>>
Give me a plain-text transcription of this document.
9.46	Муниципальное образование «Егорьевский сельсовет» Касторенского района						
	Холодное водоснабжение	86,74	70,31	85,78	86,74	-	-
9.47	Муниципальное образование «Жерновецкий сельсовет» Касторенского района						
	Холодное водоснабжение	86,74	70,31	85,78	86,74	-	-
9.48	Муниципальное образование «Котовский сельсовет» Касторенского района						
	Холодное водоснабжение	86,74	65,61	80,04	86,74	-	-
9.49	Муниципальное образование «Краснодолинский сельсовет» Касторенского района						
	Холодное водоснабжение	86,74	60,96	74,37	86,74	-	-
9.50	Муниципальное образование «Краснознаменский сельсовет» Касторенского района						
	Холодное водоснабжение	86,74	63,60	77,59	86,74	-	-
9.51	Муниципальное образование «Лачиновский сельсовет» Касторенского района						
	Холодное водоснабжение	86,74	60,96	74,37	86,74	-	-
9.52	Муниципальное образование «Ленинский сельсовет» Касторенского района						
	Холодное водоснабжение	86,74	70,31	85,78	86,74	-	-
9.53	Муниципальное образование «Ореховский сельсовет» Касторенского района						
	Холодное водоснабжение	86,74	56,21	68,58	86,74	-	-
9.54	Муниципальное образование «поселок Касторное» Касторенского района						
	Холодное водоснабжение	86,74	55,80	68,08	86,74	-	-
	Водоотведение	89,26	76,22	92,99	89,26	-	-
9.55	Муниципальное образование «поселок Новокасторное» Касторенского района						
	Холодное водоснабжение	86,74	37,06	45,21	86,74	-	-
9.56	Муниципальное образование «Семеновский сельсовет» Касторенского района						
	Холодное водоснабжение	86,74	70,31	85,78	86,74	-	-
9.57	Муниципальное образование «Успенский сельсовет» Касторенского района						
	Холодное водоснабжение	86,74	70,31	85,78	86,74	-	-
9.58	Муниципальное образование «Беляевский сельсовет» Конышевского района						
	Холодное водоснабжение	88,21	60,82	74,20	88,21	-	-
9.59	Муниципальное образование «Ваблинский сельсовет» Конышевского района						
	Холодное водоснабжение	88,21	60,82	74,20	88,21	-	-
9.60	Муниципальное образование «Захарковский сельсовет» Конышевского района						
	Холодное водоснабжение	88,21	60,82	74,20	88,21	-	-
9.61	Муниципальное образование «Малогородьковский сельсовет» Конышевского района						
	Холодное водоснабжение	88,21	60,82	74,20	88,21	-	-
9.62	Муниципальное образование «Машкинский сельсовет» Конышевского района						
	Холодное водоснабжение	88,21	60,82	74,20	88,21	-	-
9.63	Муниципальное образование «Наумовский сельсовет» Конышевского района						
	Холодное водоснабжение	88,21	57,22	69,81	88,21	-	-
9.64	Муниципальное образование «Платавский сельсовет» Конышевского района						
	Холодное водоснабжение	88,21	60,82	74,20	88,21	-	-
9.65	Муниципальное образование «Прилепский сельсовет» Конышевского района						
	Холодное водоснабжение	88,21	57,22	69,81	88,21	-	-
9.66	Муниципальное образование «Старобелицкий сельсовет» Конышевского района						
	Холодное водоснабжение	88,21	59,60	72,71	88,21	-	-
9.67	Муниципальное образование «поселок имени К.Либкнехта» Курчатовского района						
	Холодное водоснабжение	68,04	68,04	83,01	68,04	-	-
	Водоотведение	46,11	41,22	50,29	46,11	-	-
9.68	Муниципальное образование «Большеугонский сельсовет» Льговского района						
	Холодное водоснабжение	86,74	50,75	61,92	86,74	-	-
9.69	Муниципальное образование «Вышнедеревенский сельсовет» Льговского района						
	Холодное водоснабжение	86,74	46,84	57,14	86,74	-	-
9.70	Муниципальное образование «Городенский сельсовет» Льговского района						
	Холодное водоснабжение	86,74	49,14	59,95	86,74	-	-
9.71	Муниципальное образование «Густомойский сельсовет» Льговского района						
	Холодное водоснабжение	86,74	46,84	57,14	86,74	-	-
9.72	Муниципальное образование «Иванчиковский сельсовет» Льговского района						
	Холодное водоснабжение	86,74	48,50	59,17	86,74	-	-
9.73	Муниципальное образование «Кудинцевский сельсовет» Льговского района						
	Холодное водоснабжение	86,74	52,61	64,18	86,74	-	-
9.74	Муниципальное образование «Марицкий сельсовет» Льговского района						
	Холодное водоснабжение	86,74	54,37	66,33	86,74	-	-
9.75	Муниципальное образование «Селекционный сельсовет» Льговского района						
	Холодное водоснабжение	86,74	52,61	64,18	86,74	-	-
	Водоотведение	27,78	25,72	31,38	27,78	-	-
<<
**Instructions for the task:** What is the number of lines in the records above that include the word "Водоотведение"? Reply with that number and nothing more.

**Response:** 3